» **Exercise details**
Reproduce every entry in the listing without alteration.

» **Input records**
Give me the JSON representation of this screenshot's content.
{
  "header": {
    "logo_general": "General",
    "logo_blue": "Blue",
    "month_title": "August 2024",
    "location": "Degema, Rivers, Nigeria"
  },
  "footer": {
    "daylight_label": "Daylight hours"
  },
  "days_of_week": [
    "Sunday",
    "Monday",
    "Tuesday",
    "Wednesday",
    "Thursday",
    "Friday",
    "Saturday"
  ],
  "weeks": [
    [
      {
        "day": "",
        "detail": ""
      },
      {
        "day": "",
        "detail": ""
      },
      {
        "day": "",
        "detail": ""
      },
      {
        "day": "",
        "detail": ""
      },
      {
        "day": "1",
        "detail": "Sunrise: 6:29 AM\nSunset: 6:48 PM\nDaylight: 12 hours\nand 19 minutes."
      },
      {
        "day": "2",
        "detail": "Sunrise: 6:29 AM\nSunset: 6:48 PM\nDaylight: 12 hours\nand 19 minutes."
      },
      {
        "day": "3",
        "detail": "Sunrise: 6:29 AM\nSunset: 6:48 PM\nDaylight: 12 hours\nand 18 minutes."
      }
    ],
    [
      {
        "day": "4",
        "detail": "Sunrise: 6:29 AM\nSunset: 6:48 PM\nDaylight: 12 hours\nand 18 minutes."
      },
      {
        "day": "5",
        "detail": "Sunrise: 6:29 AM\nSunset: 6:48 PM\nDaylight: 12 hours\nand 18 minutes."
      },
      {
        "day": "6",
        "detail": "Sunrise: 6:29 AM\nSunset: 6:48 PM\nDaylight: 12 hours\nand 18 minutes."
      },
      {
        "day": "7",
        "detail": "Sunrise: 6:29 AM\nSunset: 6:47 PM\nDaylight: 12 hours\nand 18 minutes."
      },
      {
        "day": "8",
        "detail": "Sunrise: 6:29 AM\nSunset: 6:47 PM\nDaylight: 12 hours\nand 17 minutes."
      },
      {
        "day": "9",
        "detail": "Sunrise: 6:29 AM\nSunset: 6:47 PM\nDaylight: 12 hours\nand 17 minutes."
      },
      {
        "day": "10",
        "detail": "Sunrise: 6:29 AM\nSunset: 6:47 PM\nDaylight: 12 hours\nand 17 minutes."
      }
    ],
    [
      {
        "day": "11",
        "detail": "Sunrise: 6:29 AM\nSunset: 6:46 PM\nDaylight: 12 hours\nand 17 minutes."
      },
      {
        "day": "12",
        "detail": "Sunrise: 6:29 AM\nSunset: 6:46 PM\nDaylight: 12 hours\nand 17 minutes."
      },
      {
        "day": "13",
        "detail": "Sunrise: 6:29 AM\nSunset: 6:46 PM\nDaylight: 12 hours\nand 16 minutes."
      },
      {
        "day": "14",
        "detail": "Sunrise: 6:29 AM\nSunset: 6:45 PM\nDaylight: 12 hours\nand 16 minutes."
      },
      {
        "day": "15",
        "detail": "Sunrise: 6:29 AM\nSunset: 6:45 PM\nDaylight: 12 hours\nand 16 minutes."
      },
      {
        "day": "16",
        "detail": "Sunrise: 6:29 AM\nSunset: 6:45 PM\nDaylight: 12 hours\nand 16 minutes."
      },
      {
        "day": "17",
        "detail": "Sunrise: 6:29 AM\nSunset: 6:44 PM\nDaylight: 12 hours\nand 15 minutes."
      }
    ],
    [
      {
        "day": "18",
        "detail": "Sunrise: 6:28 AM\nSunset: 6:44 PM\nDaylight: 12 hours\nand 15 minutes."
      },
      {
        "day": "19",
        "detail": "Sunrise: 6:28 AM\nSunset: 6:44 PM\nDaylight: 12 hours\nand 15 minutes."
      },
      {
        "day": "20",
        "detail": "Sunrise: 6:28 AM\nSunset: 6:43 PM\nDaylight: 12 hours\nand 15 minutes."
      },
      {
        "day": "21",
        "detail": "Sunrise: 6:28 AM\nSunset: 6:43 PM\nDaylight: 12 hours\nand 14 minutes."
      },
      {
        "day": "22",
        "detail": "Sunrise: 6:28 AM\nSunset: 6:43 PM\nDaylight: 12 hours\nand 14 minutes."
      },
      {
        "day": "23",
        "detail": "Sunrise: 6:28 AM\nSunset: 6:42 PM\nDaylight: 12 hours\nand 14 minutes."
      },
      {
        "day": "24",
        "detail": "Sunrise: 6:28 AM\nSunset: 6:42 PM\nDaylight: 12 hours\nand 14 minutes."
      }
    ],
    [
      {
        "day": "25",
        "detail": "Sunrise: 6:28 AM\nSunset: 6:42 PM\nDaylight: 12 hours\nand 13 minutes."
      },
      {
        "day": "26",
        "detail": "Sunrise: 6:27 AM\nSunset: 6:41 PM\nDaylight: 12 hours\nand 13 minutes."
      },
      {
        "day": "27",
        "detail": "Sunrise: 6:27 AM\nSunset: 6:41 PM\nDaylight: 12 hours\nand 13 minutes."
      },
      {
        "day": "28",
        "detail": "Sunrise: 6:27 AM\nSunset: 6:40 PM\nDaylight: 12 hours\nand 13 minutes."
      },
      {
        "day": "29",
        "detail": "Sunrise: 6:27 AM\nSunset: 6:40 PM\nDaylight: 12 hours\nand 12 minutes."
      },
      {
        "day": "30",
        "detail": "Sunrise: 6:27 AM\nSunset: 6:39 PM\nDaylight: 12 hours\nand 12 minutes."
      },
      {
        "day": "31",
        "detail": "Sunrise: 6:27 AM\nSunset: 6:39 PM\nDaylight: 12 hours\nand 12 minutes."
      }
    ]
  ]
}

» **Finished answer**
Give me the JSON representation of this screenshot's content.
{
  "header": {
    "logo_general": "General",
    "logo_blue": "Blue",
    "month_title": "August 2024",
    "location": "Degema, Rivers, Nigeria"
  },
  "footer": {
    "daylight_label": "Daylight hours"
  },
  "days_of_week": [
    "Sunday",
    "Monday",
    "Tuesday",
    "Wednesday",
    "Thursday",
    "Friday",
    "Saturday"
  ],
  "weeks": [
    [
      {
        "day": "",
        "detail": ""
      },
      {
        "day": "",
        "detail": ""
      },
      {
        "day": "",
        "detail": ""
      },
      {
        "day": "",
        "detail": ""
      },
      {
        "day": "1",
        "detail": "Sunrise: 6:29 AM\nSunset: 6:48 PM\nDaylight: 12 hours\nand 19 minutes."
      },
      {
        "day": "2",
        "detail": "Sunrise: 6:29 AM\nSunset: 6:48 PM\nDaylight: 12 hours\nand 19 minutes."
      },
      {
        "day": "3",
        "detail": "Sunrise: 6:29 AM\nSunset: 6:48 PM\nDaylight: 12 hours\nand 18 minutes."
      }
    ],
    [
      {
        "day": "4",
        "detail": "Sunrise: 6:29 AM\nSunset: 6:48 PM\nDaylight: 12 hours\nand 18 minutes."
      },
      {
        "day": "5",
        "detail": "Sunrise: 6:29 AM\nSunset: 6:48 PM\nDaylight: 12 hours\nand 18 minutes."
      },
      {
        "day": "6",
        "detail": "Sunrise: 6:29 AM\nSunset: 6:48 PM\nDaylight: 12 hours\nand 18 minutes."
      },
      {
        "day": "7",
        "detail": "Sunrise: 6:29 AM\nSunset: 6:47 PM\nDaylight: 12 hours\nand 18 minutes."
      },
      {
        "day": "8",
        "detail": "Sunrise: 6:29 AM\nSunset: 6:47 PM\nDaylight: 12 hours\nand 17 minutes."
      },
      {
        "day": "9",
        "detail": "Sunrise: 6:29 AM\nSunset: 6:47 PM\nDaylight: 12 hours\nand 17 minutes."
      },
      {
        "day": "10",
        "detail": "Sunrise: 6:29 AM\nSunset: 6:47 PM\nDaylight: 12 hours\nand 17 minutes."
      }
    ],
    [
      {
        "day": "11",
        "detail": "Sunrise: 6:29 AM\nSunset: 6:46 PM\nDaylight: 12 hours\nand 17 minutes."
      },
      {
        "day": "12",
        "detail": "Sunrise: 6:29 AM\nSunset: 6:46 PM\nDaylight: 12 hours\nand 17 minutes."
      },
      {
        "day": "13",
        "detail": "Sunrise: 6:29 AM\nSunset: 6:46 PM\nDaylight: 12 hours\nand 16 minutes."
      },
      {
        "day": "14",
        "detail": "Sunrise: 6:29 AM\nSunset: 6:45 PM\nDaylight: 12 hours\nand 16 minutes."
      },
      {
        "day": "15",
        "detail": "Sunrise: 6:29 AM\nSunset: 6:45 PM\nDaylight: 12 hours\nand 16 minutes."
      },
      {
        "day": "16",
        "detail": "Sunrise: 6:29 AM\nSunset: 6:45 PM\nDaylight: 12 hours\nand 16 minutes."
      },
      {
        "day": "17",
        "detail": "Sunrise: 6:29 AM\nSunset: 6:44 PM\nDaylight: 12 hours\nand 15 minutes."
      }
    ],
    [
      {
        "day": "18",
        "detail": "Sunrise: 6:28 AM\nSunset: 6:44 PM\nDaylight: 12 hours\nand 15 minutes."
      },
      {
        "day": "19",
        "detail": "Sunrise: 6:28 AM\nSunset: 6:44 PM\nDaylight: 12 hours\nand 15 minutes."
      },
      {
        "day": "20",
        "detail": "Sunrise: 6:28 AM\nSunset: 6:43 PM\nDaylight: 12 hours\nand 15 minutes."
      },
      {
        "day": "21",
        "detail": "Sunrise: 6:28 AM\nSunset: 6:43 PM\nDaylight: 12 hours\nand 14 minutes."
      },
      {
        "day": "22",
        "detail": "Sunrise: 6:28 AM\nSunset: 6:43 PM\nDaylight: 12 hours\nand 14 minutes."
      },
      {
        "day": "23",
        "detail": "Sunrise: 6:28 AM\nSunset: 6:42 PM\nDaylight: 12 hours\nand 14 minutes."
      },
      {
        "day": "24",
        "detail": "Sunrise: 6:28 AM\nSunset: 6:42 PM\nDaylight: 12 hours\nand 14 minutes."
      }
    ],
    [
      {
        "day": "25",
        "detail": "Sunrise: 6:28 AM\nSunset: 6:42 PM\nDaylight: 12 hours\nand 13 minutes."
      },
      {
        "day": "26",
        "detail": "Sunrise: 6:27 AM\nSunset: 6:41 PM\nDaylight: 12 hours\nand 13 minutes."
      },
      {
        "day": "27",
        "detail": "Sunrise: 6:27 AM\nSunset: 6:41 PM\nDaylight: 12 hours\nand 13 minutes."
      },
      {
        "day": "28",
        "detail": "Sunrise: 6:27 AM\nSunset: 6:40 PM\nDaylight: 12 hours\nand 13 minutes."
      },
      {
        "day": "29",
        "detail": "Sunrise: 6:27 AM\nSunset: 6:40 PM\nDaylight: 12 hours\nand 12 minutes."
      },
      {
        "day": "30",
        "detail": "Sunrise: 6:27 AM\nSunset: 6:39 PM\nDaylight: 12 hours\nand 12 minutes."
      },
      {
        "day": "31",
        "detail": "Sunrise: 6:27 AM\nSunset: 6:39 PM\nDaylight: 12 hours\nand 12 minutes."
      }
    ]
  ]
}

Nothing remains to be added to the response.